Task — Only the number is wanted: tally the lines below that contain the word "name".

· · · · ·

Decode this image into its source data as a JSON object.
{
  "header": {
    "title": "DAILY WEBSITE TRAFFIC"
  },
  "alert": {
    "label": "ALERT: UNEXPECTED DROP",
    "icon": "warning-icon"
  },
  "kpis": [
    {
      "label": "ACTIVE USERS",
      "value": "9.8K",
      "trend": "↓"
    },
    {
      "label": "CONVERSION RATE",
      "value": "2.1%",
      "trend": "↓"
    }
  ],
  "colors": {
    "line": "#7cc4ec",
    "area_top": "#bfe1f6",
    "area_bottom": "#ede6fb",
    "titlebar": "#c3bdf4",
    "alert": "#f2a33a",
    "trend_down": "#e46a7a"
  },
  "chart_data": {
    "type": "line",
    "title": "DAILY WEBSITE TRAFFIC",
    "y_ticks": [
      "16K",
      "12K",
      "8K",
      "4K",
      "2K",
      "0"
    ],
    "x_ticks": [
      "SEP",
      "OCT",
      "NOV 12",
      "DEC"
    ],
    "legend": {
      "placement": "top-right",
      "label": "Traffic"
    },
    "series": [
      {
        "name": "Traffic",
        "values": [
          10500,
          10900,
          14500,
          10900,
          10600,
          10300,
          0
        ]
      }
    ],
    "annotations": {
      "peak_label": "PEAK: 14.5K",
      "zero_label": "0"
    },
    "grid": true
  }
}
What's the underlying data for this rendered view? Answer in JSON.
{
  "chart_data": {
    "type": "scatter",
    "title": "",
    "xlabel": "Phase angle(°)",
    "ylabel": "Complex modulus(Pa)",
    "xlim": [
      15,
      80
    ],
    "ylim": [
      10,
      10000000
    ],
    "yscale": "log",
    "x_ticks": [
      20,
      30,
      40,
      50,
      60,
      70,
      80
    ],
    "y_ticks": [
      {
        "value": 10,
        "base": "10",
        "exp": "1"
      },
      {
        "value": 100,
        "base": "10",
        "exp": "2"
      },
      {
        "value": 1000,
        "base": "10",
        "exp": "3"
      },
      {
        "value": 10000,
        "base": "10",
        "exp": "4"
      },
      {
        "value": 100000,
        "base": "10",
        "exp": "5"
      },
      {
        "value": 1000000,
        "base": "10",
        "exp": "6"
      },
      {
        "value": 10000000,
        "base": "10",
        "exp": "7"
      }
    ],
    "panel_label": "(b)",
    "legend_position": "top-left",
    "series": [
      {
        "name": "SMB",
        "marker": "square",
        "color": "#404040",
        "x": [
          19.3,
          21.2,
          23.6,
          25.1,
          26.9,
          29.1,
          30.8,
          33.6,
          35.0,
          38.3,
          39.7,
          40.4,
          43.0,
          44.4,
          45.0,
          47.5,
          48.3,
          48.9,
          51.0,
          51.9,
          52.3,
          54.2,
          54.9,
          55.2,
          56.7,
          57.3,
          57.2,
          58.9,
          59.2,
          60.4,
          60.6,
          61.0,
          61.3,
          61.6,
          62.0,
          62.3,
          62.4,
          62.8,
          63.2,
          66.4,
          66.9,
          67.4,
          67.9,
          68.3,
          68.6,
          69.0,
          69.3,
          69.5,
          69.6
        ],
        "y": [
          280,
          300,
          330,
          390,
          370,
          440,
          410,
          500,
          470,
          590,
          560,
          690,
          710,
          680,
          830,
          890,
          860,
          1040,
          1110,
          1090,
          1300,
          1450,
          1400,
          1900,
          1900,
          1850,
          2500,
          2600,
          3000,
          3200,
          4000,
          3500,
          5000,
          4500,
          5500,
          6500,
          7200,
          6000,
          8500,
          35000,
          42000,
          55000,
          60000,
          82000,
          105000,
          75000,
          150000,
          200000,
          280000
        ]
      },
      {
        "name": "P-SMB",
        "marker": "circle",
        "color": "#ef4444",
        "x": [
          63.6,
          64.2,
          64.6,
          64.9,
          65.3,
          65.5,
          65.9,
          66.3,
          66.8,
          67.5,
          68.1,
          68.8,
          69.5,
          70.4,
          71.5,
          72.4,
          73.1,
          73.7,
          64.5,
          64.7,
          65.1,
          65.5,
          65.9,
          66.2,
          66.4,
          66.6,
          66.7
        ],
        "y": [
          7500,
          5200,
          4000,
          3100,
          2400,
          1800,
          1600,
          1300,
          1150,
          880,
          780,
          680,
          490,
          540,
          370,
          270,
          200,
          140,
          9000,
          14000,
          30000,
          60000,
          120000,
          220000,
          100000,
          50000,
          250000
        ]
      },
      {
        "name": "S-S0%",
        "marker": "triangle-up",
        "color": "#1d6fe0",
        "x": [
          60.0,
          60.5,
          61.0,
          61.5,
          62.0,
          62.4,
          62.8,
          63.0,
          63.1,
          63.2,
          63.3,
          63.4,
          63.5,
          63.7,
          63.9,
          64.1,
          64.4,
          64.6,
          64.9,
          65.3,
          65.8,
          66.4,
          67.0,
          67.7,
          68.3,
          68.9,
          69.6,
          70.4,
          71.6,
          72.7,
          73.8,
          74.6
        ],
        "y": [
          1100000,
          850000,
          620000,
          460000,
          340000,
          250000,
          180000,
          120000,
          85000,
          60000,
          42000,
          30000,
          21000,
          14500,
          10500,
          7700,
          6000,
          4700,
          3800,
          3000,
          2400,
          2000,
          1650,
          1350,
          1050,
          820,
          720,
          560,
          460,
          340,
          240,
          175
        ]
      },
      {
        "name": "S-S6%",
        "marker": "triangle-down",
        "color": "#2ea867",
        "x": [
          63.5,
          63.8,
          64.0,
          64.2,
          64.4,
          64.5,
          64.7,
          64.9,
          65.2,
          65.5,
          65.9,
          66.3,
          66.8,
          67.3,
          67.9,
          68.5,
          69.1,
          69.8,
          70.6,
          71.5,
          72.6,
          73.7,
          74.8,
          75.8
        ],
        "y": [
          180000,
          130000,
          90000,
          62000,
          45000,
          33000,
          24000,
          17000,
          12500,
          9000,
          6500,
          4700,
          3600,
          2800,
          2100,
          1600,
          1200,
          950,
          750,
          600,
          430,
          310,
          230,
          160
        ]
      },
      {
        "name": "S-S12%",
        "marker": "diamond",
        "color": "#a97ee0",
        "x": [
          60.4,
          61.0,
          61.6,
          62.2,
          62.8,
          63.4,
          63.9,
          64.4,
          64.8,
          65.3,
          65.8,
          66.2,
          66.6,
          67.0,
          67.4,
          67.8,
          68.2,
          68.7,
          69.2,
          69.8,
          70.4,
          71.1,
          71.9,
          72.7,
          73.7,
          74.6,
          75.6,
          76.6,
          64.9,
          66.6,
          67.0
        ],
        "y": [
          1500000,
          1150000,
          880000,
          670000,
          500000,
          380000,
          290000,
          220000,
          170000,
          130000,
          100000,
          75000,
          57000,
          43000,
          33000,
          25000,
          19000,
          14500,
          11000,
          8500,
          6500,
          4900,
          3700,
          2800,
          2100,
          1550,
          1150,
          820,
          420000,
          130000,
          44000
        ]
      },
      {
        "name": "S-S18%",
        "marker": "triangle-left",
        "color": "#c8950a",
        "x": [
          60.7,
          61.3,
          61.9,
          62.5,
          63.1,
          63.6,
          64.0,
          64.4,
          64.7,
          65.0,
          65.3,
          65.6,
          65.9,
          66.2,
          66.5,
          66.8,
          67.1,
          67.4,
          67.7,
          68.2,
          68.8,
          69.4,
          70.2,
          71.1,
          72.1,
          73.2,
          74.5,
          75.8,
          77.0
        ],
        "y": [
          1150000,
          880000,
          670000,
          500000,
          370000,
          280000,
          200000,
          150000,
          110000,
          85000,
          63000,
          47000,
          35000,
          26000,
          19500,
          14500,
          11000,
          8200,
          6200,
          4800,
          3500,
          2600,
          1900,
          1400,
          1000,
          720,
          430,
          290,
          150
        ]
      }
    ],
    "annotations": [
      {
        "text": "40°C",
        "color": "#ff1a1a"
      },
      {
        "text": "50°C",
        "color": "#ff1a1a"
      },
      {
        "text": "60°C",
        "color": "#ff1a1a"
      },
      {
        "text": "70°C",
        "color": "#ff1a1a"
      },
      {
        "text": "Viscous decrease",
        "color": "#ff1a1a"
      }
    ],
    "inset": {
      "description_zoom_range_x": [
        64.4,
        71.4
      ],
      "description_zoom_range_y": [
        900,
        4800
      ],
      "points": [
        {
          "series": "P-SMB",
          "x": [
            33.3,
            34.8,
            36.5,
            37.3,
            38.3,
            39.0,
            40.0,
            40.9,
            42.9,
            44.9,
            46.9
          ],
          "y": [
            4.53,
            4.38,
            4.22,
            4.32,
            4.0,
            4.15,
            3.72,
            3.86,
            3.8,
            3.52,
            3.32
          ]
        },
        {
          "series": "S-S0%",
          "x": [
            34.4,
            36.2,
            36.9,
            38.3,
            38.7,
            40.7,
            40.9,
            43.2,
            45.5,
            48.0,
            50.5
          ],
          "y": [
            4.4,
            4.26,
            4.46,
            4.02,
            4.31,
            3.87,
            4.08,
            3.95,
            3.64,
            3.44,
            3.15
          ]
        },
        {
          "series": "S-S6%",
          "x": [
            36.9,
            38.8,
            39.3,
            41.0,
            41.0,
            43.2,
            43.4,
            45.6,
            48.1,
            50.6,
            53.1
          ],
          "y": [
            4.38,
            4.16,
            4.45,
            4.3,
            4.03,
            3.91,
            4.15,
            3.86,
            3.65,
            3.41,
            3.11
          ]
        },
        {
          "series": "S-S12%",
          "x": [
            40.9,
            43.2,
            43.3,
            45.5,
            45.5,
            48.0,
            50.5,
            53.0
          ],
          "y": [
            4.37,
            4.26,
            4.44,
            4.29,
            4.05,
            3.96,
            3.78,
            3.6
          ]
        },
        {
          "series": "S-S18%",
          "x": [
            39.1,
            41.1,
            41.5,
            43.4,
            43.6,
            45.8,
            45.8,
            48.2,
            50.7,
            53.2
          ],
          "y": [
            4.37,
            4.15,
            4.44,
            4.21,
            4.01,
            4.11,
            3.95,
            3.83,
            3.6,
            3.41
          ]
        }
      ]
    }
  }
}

· · · · ·

Completed task — 7